* **Exercise task**
Restate all the material verbatim, except for the pictures.

* **Data for this task**
-*-

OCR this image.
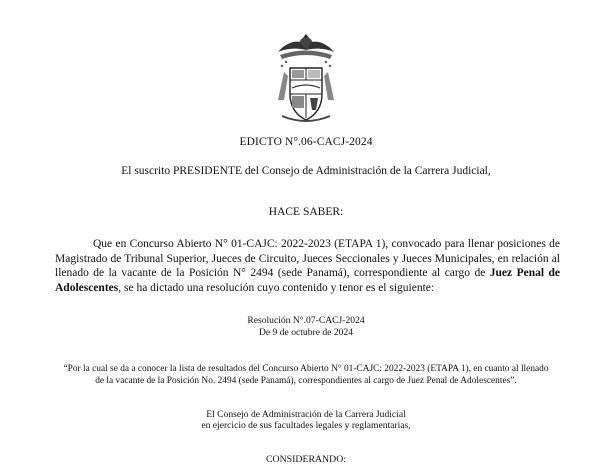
EDICTO N°.06-CACJ-2024
El suscrito PRESIDENTE del Consejo de Administración de la Carrera Judicial,
HACE SABER:
Que en Concurso Abierto N° 01-CAJC: 2022-2023 (ETAPA 1), convocado para llenar posiciones de Magistrado de Tribunal Superior, Jueces de Circuito, Jueces Seccionales y Jueces Municipales, en relación al llenado de la vacante de la Posición N° 2494 (sede Panamá), correspondiente al cargo de Juez Penal de Adolescentes, se ha dictado una resolución cuyo contenido y tenor es el siguiente:
Resolución N°.07-CACJ-2024
De 9 de octubre de 2024
“Por la cual se da a conocer la lista de resultados del Concurso Abierto N° 01-CAJC: 2022-2023 (ETAPA 1), en cuanto al llenado de la vacante de la Posición No. 2494 (sede Panamá), correspondientes al cargo de Juez Penal de Adolescentes”.
El Consejo de Administración de la Carrera Judicial
en ejercicio de sus facultades legales y reglamentarias,
CONSIDERANDO:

-*-

* **Solution to this problem**
OCR this image.
EDICTO N°.06-CACJ-2024
El suscrito PRESIDENTE del Consejo de Administración de la Carrera Judicial,
HACE SABER:
Que en Concurso Abierto N° 01-CAJC: 2022-2023 (ETAPA 1), convocado para llenar posiciones de Magistrado de Tribunal Superior, Jueces de Circuito, Jueces Seccionales y Jueces Municipales, en relación al llenado de la vacante de la Posición N° 2494 (sede Panamá), correspondiente al cargo de Juez Penal de Adolescentes, se ha dictado una resolución cuyo contenido y tenor es el siguiente:
Resolución N°.07-CACJ-2024
De 9 de octubre de 2024
“Por la cual se da a conocer la lista de resultados del Concurso Abierto N° 01-CAJC: 2022-2023 (ETAPA 1), en cuanto al llenado de la vacante de la Posición No. 2494 (sede Panamá), correspondientes al cargo de Juez Penal de Adolescentes”.
El Consejo de Administración de la Carrera Judicial
en ejercicio de sus facultades legales y reglamentarias,
CONSIDERANDO:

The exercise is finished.